# Start of Provided information

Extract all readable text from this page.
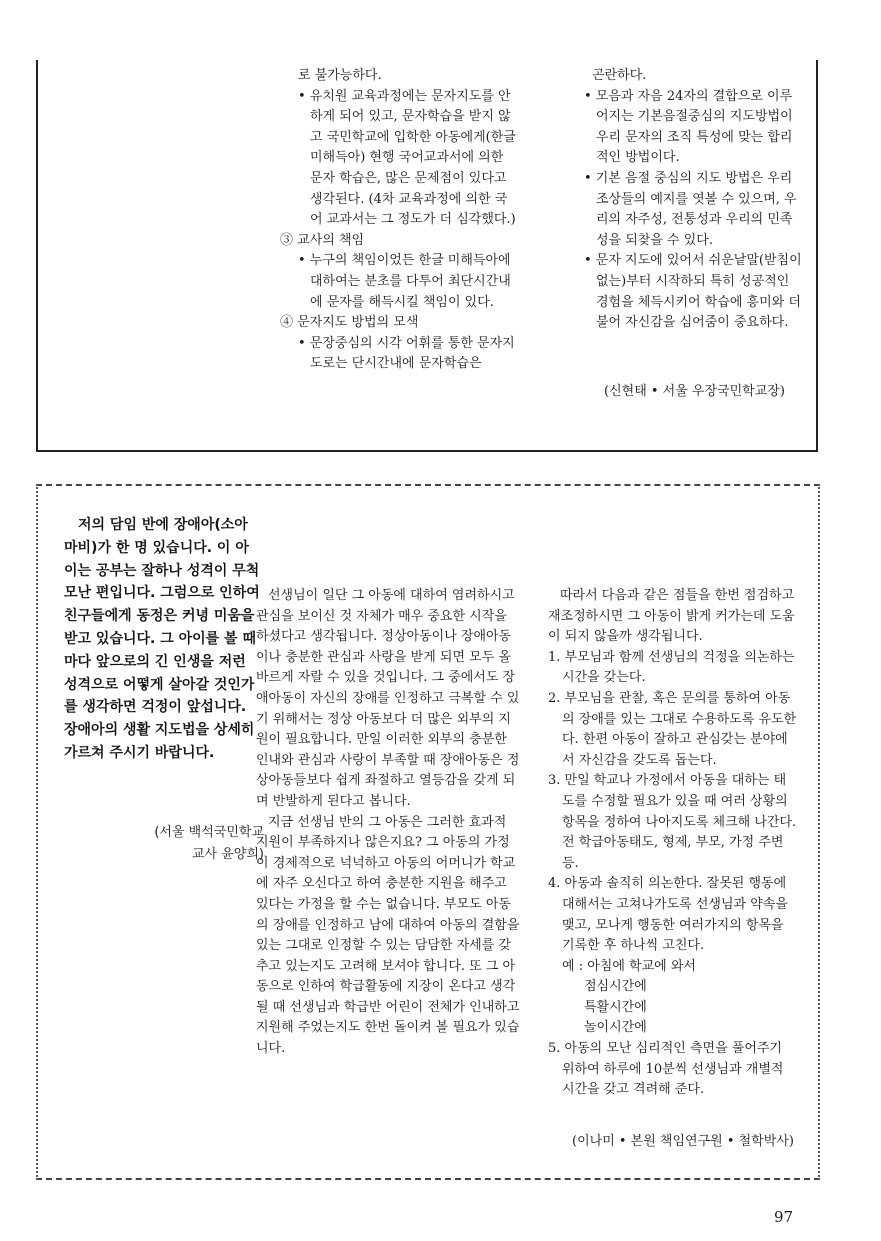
로 불가능하다.

• 유치원 교육과정에는 문자지도를 안 하게 되어 있고, 문자학습을 받지 않고 국민학교에 입학한 아동에게(한글 미해득아) 현행 국어교과서에 의한 문자 학습은, 많은 문제점이 있다고 생각된다. (4차 교육과정에 의한 국어 교과서는 그 정도가 더 심각했다.)

③ 교사의 책임

• 누구의 책임이었든 한글 미해득아에 대하여는 분초를 다투어 최단시간내에 문자를 해득시킬 책임이 있다.

④ 문자지도 방법의 모색

• 문장중심의 시각 어휘를 통한 문자지도로는 단시간내에 문자학습은

곤란하다.

• 모음과 자음 24자의 결합으로 이루어지는 기본음절중심의 지도방법이 우리 문자의 조직 특성에 맞는 합리적인 방법이다.

• 기본 음절 중심의 지도 방법은 우리 조상들의 예지를 엿볼 수 있으며, 우리의 자주성, 전통성과 우리의 민족성을 되찾을 수 있다.

• 문자 지도에 있어서 쉬운낱말(받침이 없는)부터 시작하되 특히 성공적인 경험을 체득시키어 학습에 흥미와 더불어 자신감을 심어줌이 중요하다.

(신현태 • 서울 우장국민학교장)

저의 담임 반에 장애아(소아마비)가 한 명 있습니다. 이 아이는 공부는 잘하나 성격이 무척 모난 편입니다. 그럼으로 인하여 친구들에게 동정은 커녕 미움을 받고 있습니다. 그 아이를 볼 때마다 앞으로의 긴 인생을 저런 성격으로 어떻게 살아갈 것인가를 생각하면 걱정이 앞섭니다. 장애아의 생활 지도법을 상세히 가르쳐 주시기 바랍니다.

(서울 백석국민학교
교사 윤양희)

선생님이 일단 그 아동에 대하여 염려하시고 관심을 보이신 것 자체가 매우 중요한 시작을 하셨다고 생각됩니다. 정상아동이나 장애아동이나 충분한 관심과 사랑을 받게 되면 모두 올바르게 자랄 수 있을 것입니다. 그 중에서도 장애아동이 자신의 장애를 인정하고 극복할 수 있기 위해서는 정상 아동보다 더 많은 외부의 지원이 필요합니다. 만일 이러한 외부의 충분한 인내와 관심과 사랑이 부족할 때 장애아동은 정상아동들보다 쉽게 좌절하고 열등감을 갖게 되며 반발하게 된다고 봅니다.

지금 선생님 반의 그 아동은 그러한 효과적 지원이 부족하지나 않은지요? 그 아동의 가정이 경제적으로 넉넉하고 아동의 어머니가 학교에 자주 오신다고 하여 충분한 지원을 해주고 있다는 가정을 할 수는 없습니다. 부모도 아동의 장애를 인정하고 남에 대하여 아동의 결함을 있는 그대로 인정할 수 있는 담담한 자세를 갖추고 있는지도 고려해 보셔야 합니다. 또 그 아동으로 인하여 학급활동에 지장이 온다고 생각될 때 선생님과 학급반 어린이 전체가 인내하고 지원해 주었는지도 한번 돌이켜 볼 필요가 있습니다.

따라서 다음과 같은 점들을 한번 점검하고 재조정하시면 그 아동이 밝게 커가는데 도움이 되지 않을까 생각됩니다.

1. 부모님과 함께 선생님의 걱정을 의논하는 시간을 갖는다.

2. 부모님을 관찰, 혹은 문의를 통하여 아동의 장애를 있는 그대로 수용하도록 유도한다. 한편 아동이 잘하고 관심갖는 분야에서 자신감을 갖도록 돕는다.

3. 만일 학교나 가정에서 아동을 대하는 태도를 수정할 필요가 있을 때 여러 상황의 항목을 정하여 나아지도록 체크해 나간다. 전 학급아동태도, 형제, 부모, 가정 주변 등.

4. 아동과 솔직히 의논한다. 잘못된 행동에 대해서는 고쳐나가도록 선생님과 약속을 맺고, 모나게 행동한 여러가지의 항목을 기록한 후 하나씩 고친다.

예 : 아침에 학교에 와서

점심시간에

특활시간에

놀이시간에

5. 아동의 모난 심리적인 측면을 풀어주기 위하여 하루에 10분씩 선생님과 개별적 시간을 갖고 격려해 준다.

(이나미 • 본원 책임연구원 • 철학박사)
97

# End of Provided information

> **Your objective**
Reproduce every line exactly and omit all pictures.

> **Exercise response**
Extract all readable text from this page.
로 불가능하다.

• 유치원 교육과정에는 문자지도를 안 하게 되어 있고, 문자학습을 받지 않고 국민학교에 입학한 아동에게(한글 미해득아) 현행 국어교과서에 의한 문자 학습은, 많은 문제점이 있다고 생각된다. (4차 교육과정에 의한 국어 교과서는 그 정도가 더 심각했다.)

③ 교사의 책임

• 누구의 책임이었든 한글 미해득아에 대하여는 분초를 다투어 최단시간내에 문자를 해득시킬 책임이 있다.

④ 문자지도 방법의 모색

• 문장중심의 시각 어휘를 통한 문자지도로는 단시간내에 문자학습은

곤란하다.

• 모음과 자음 24자의 결합으로 이루어지는 기본음절중심의 지도방법이 우리 문자의 조직 특성에 맞는 합리적인 방법이다.

• 기본 음절 중심의 지도 방법은 우리 조상들의 예지를 엿볼 수 있으며, 우리의 자주성, 전통성과 우리의 민족성을 되찾을 수 있다.

• 문자 지도에 있어서 쉬운낱말(받침이 없는)부터 시작하되 특히 성공적인 경험을 체득시키어 학습에 흥미와 더불어 자신감을 심어줌이 중요하다.

(신현태 • 서울 우장국민학교장)

저의 담임 반에 장애아(소아마비)가 한 명 있습니다. 이 아이는 공부는 잘하나 성격이 무척 모난 편입니다. 그럼으로 인하여 친구들에게 동정은 커녕 미움을 받고 있습니다. 그 아이를 볼 때마다 앞으로의 긴 인생을 저런 성격으로 어떻게 살아갈 것인가를 생각하면 걱정이 앞섭니다. 장애아의 생활 지도법을 상세히 가르쳐 주시기 바랍니다.

(서울 백석국민학교
교사 윤양희)

선생님이 일단 그 아동에 대하여 염려하시고 관심을 보이신 것 자체가 매우 중요한 시작을 하셨다고 생각됩니다. 정상아동이나 장애아동이나 충분한 관심과 사랑을 받게 되면 모두 올바르게 자랄 수 있을 것입니다. 그 중에서도 장애아동이 자신의 장애를 인정하고 극복할 수 있기 위해서는 정상 아동보다 더 많은 외부의 지원이 필요합니다. 만일 이러한 외부의 충분한 인내와 관심과 사랑이 부족할 때 장애아동은 정상아동들보다 쉽게 좌절하고 열등감을 갖게 되며 반발하게 된다고 봅니다.

지금 선생님 반의 그 아동은 그러한 효과적 지원이 부족하지나 않은지요? 그 아동의 가정이 경제적으로 넉넉하고 아동의 어머니가 학교에 자주 오신다고 하여 충분한 지원을 해주고 있다는 가정을 할 수는 없습니다. 부모도 아동의 장애를 인정하고 남에 대하여 아동의 결함을 있는 그대로 인정할 수 있는 담담한 자세를 갖추고 있는지도 고려해 보셔야 합니다. 또 그 아동으로 인하여 학급활동에 지장이 온다고 생각될 때 선생님과 학급반 어린이 전체가 인내하고 지원해 주었는지도 한번 돌이켜 볼 필요가 있습니다.

따라서 다음과 같은 점들을 한번 점검하고 재조정하시면 그 아동이 밝게 커가는데 도움이 되지 않을까 생각됩니다.

1. 부모님과 함께 선생님의 걱정을 의논하는 시간을 갖는다.

2. 부모님을 관찰, 혹은 문의를 통하여 아동의 장애를 있는 그대로 수용하도록 유도한다. 한편 아동이 잘하고 관심갖는 분야에서 자신감을 갖도록 돕는다.

3. 만일 학교나 가정에서 아동을 대하는 태도를 수정할 필요가 있을 때 여러 상황의 항목을 정하여 나아지도록 체크해 나간다. 전 학급아동태도, 형제, 부모, 가정 주변 등.

4. 아동과 솔직히 의논한다. 잘못된 행동에 대해서는 고쳐나가도록 선생님과 약속을 맺고, 모나게 행동한 여러가지의 항목을 기록한 후 하나씩 고친다.

예 : 아침에 학교에 와서

점심시간에

특활시간에

놀이시간에

5. 아동의 모난 심리적인 측면을 풀어주기 위하여 하루에 10분씩 선생님과 개별적 시간을 갖고 격려해 준다.

(이나미 • 본원 책임연구원 • 철학박사)
97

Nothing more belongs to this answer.